→ The request
Repeat all of the material below exactly as written, images excluded.

>> START Data excerpts

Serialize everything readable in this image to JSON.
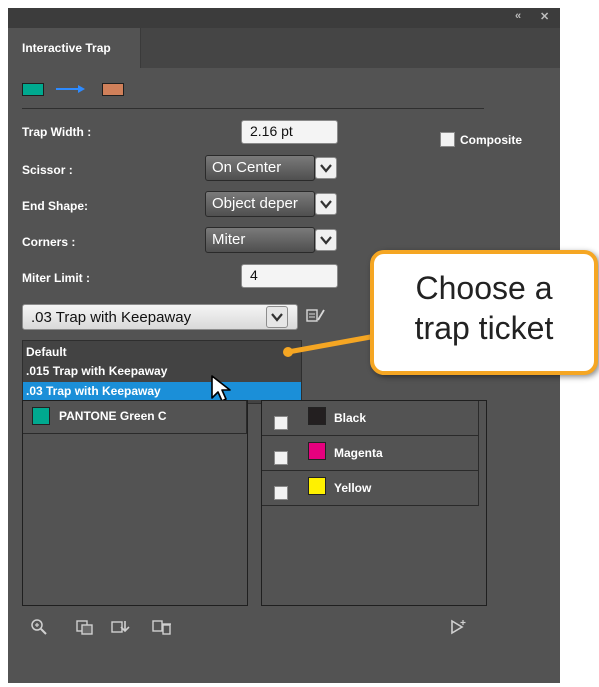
{
  "panel": {
    "tab_title": "Interactive Trap",
    "topbar_collapse": "«",
    "topbar_close": "✕",
    "trap_from_color": "#00a98f",
    "trap_to_color": "#d0805a"
  },
  "settings": {
    "trap_width_label": "Trap Width :",
    "trap_width_value": "2.16 pt",
    "scissor_label": "Scissor :",
    "scissor_value": "On Center",
    "end_shape_label": "End Shape:",
    "end_shape_value": "Object deper",
    "corners_label": "Corners :",
    "corners_value": "Miter",
    "miter_limit_label": "Miter Limit :",
    "miter_limit_value": "4",
    "composite_label": "Composite"
  },
  "ticket": {
    "selected": ".03 Trap with Keepaway",
    "options": [
      "Default",
      ".015 Trap with Keepaway",
      ".03 Trap with Keepaway"
    ],
    "highlighted_index": 2,
    "highlight_color": "#1b8fd8"
  },
  "left_list": {
    "items": [
      {
        "name": "PANTONE Green C",
        "color": "#00a98f"
      }
    ]
  },
  "right_list": {
    "items": [
      {
        "name": "Black",
        "color": "#231f20"
      },
      {
        "name": "Magenta",
        "color": "#e6007e"
      },
      {
        "name": "Yellow",
        "color": "#fff100"
      }
    ]
  },
  "callout": {
    "line1": "Choose a",
    "line2": "trap ticket",
    "border_color": "#f5a623"
  },
  "bottom_toolbar": {
    "icons": [
      "zoom-icon",
      "add-ink-icon",
      "import-icon",
      "delete-icon",
      "apply-icon"
    ]
  }
}
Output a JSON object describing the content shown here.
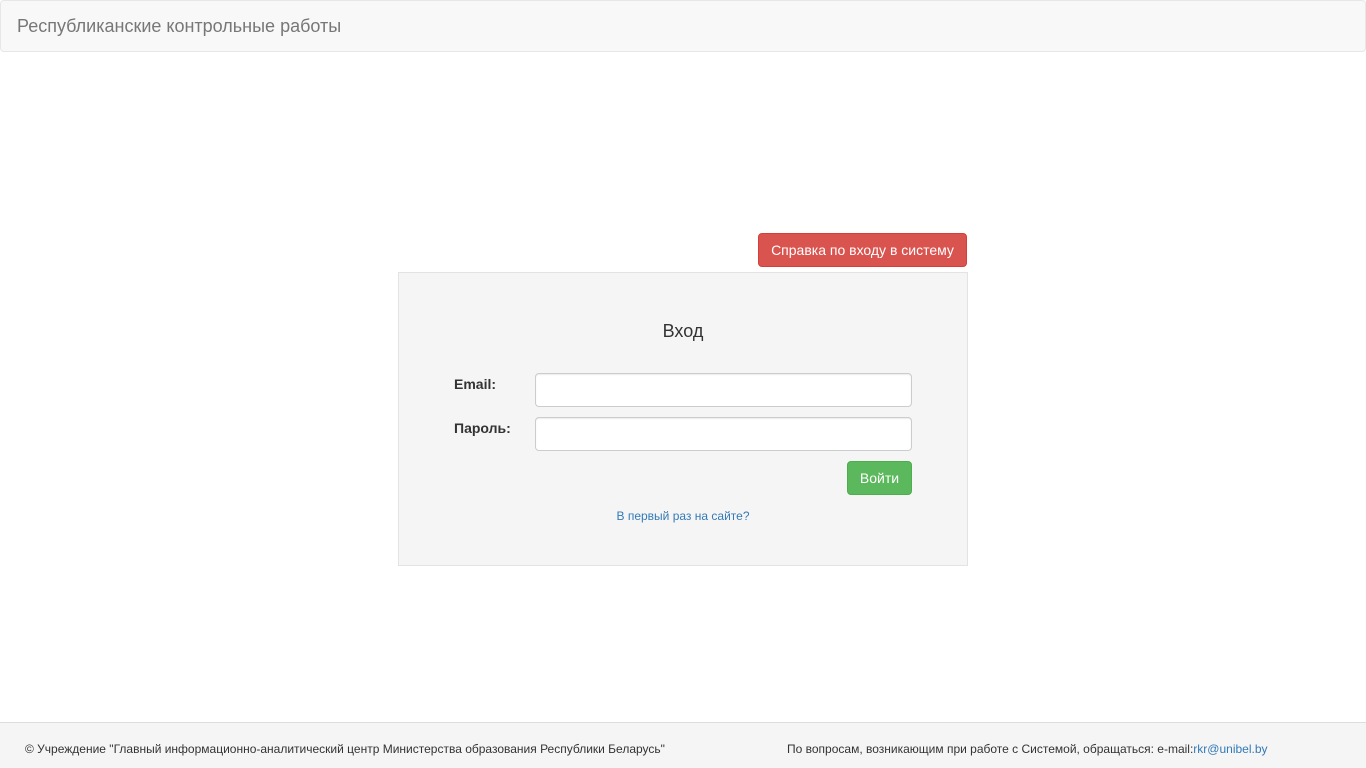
{
  "navbar": {
    "brand": "Республиканские контрольные работы"
  },
  "help_button": {
    "label": "Справка по входу в систему"
  },
  "login": {
    "title": "Вход",
    "email_label": "Email:",
    "email_value": "",
    "password_label": "Пароль:",
    "password_value": "",
    "submit_label": "Войти",
    "first_time_link": "В первый раз на сайте?"
  },
  "footer": {
    "copyright": "© Учреждение \"Главный информационно-аналитический центр Министерства образования Республики Беларусь\"",
    "contact_text": "По вопросам, возникающим при работе с Системой, обращаться: e-mail:",
    "contact_email": "rkr@unibel.by"
  },
  "colors": {
    "danger": "#d9534f",
    "success": "#5cb85c",
    "link": "#337ab7",
    "navbar_bg": "#f8f8f8",
    "well_bg": "#f5f5f5"
  }
}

>> END Data excerpts

→ Exercise result
Serialize everything readable in this image to JSON.
{
  "panel": {
    "tab_title": "Interactive Trap",
    "topbar_collapse": "«",
    "topbar_close": "✕",
    "trap_from_color": "#00a98f",
    "trap_to_color": "#d0805a"
  },
  "settings": {
    "trap_width_label": "Trap Width :",
    "trap_width_value": "2.16 pt",
    "scissor_label": "Scissor :",
    "scissor_value": "On Center",
    "end_shape_label": "End Shape:",
    "end_shape_value": "Object deper",
    "corners_label": "Corners :",
    "corners_value": "Miter",
    "miter_limit_label": "Miter Limit :",
    "miter_limit_value": "4",
    "composite_label": "Composite"
  },
  "ticket": {
    "selected": ".03 Trap with Keepaway",
    "options": [
      "Default",
      ".015 Trap with Keepaway",
      ".03 Trap with Keepaway"
    ],
    "highlighted_index": 2,
    "highlight_color": "#1b8fd8"
  },
  "left_list": {
    "items": [
      {
        "name": "PANTONE Green C",
        "color": "#00a98f"
      }
    ]
  },
  "right_list": {
    "items": [
      {
        "name": "Black",
        "color": "#231f20"
      },
      {
        "name": "Magenta",
        "color": "#e6007e"
      },
      {
        "name": "Yellow",
        "color": "#fff100"
      }
    ]
  },
  "callout": {
    "line1": "Choose a",
    "line2": "trap ticket",
    "border_color": "#f5a623"
  },
  "bottom_toolbar": {
    "icons": [
      "zoom-icon",
      "add-ink-icon",
      "import-icon",
      "delete-icon",
      "apply-icon"
    ]
  }
}
Output a JSON object describing the content shown here.
{
  "navbar": {
    "brand": "Республиканские контрольные работы"
  },
  "help_button": {
    "label": "Справка по входу в систему"
  },
  "login": {
    "title": "Вход",
    "email_label": "Email:",
    "email_value": "",
    "password_label": "Пароль:",
    "password_value": "",
    "submit_label": "Войти",
    "first_time_link": "В первый раз на сайте?"
  },
  "footer": {
    "copyright": "© Учреждение \"Главный информационно-аналитический центр Министерства образования Республики Беларусь\"",
    "contact_text": "По вопросам, возникающим при работе с Системой, обращаться: e-mail:",
    "contact_email": "rkr@unibel.by"
  },
  "colors": {
    "danger": "#d9534f",
    "success": "#5cb85c",
    "link": "#337ab7",
    "navbar_bg": "#f8f8f8",
    "well_bg": "#f5f5f5"
  }
}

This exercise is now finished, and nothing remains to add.